Stated task |
Retype each line exactly. Skip images.

Stored data

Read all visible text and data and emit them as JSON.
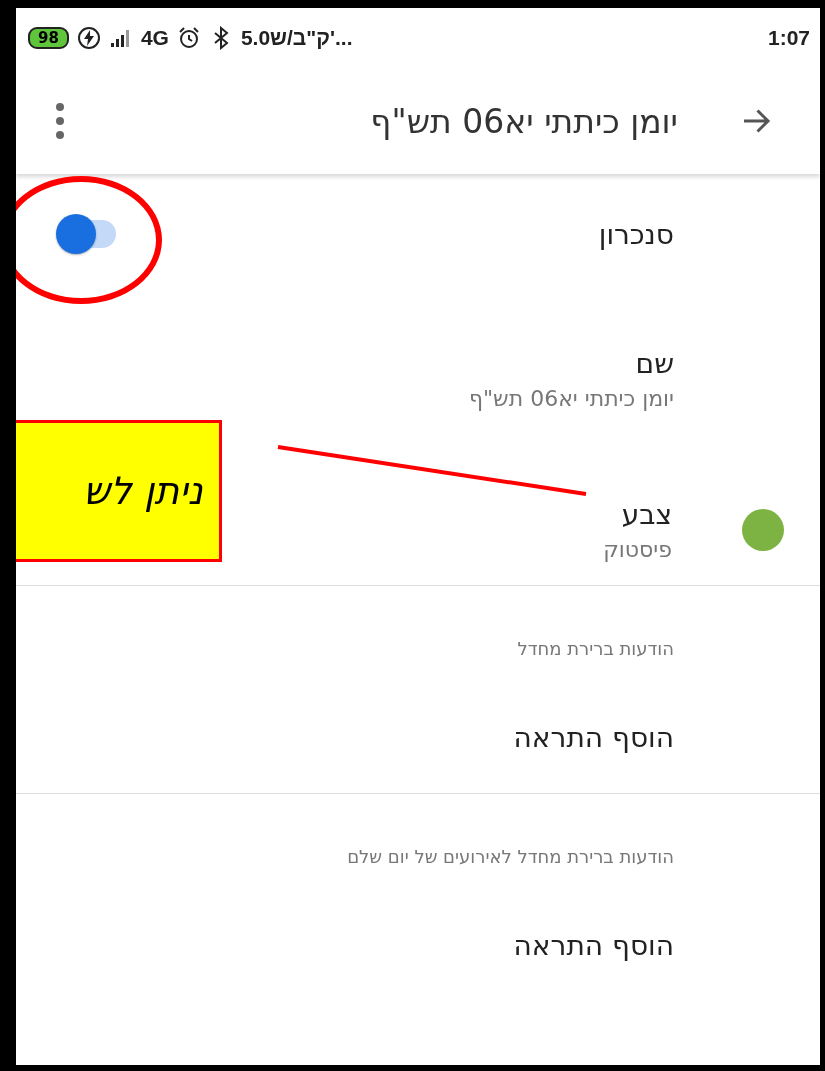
{
  "status_bar": {
    "battery": "98",
    "network": "4G",
    "speed": "5.0ק\"ב/ש'...",
    "time": "1:07"
  },
  "app_bar": {
    "title": "יומן כיתתי יא06 תש\"ף"
  },
  "settings": [
    {
      "kind": "toggle",
      "label": "סנכרון",
      "on": true
    },
    {
      "kind": "text",
      "label": "שם",
      "value": "יומן כיתתי יא06 תש\"ף"
    },
    {
      "kind": "color",
      "label": "צבע",
      "value": "פיסטוק",
      "color": "#7cb342"
    }
  ],
  "sections": [
    {
      "header": "הודעות ברירת מחדל",
      "action": "הוסף התראה"
    },
    {
      "header": "הודעות ברירת מחדל לאירועים של יום שלם",
      "action": "הוסף התראה"
    }
  ],
  "annotation": {
    "text": "ניתן לש"
  }
}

Output below |
Read all visible text and data and emit them as JSON.
{
  "status_bar": {
    "battery": "98",
    "network": "4G",
    "speed": "5.0ק\"ב/ש'...",
    "time": "1:07"
  },
  "app_bar": {
    "title": "יומן כיתתי יא06 תש\"ף"
  },
  "settings": [
    {
      "kind": "toggle",
      "label": "סנכרון",
      "on": true
    },
    {
      "kind": "text",
      "label": "שם",
      "value": "יומן כיתתי יא06 תש\"ף"
    },
    {
      "kind": "color",
      "label": "צבע",
      "value": "פיסטוק",
      "color": "#7cb342"
    }
  ],
  "sections": [
    {
      "header": "הודעות ברירת מחדל",
      "action": "הוסף התראה"
    },
    {
      "header": "הודעות ברירת מחדל לאירועים של יום שלם",
      "action": "הוסף התראה"
    }
  ],
  "annotation": {
    "text": "ניתן לש"
  }
}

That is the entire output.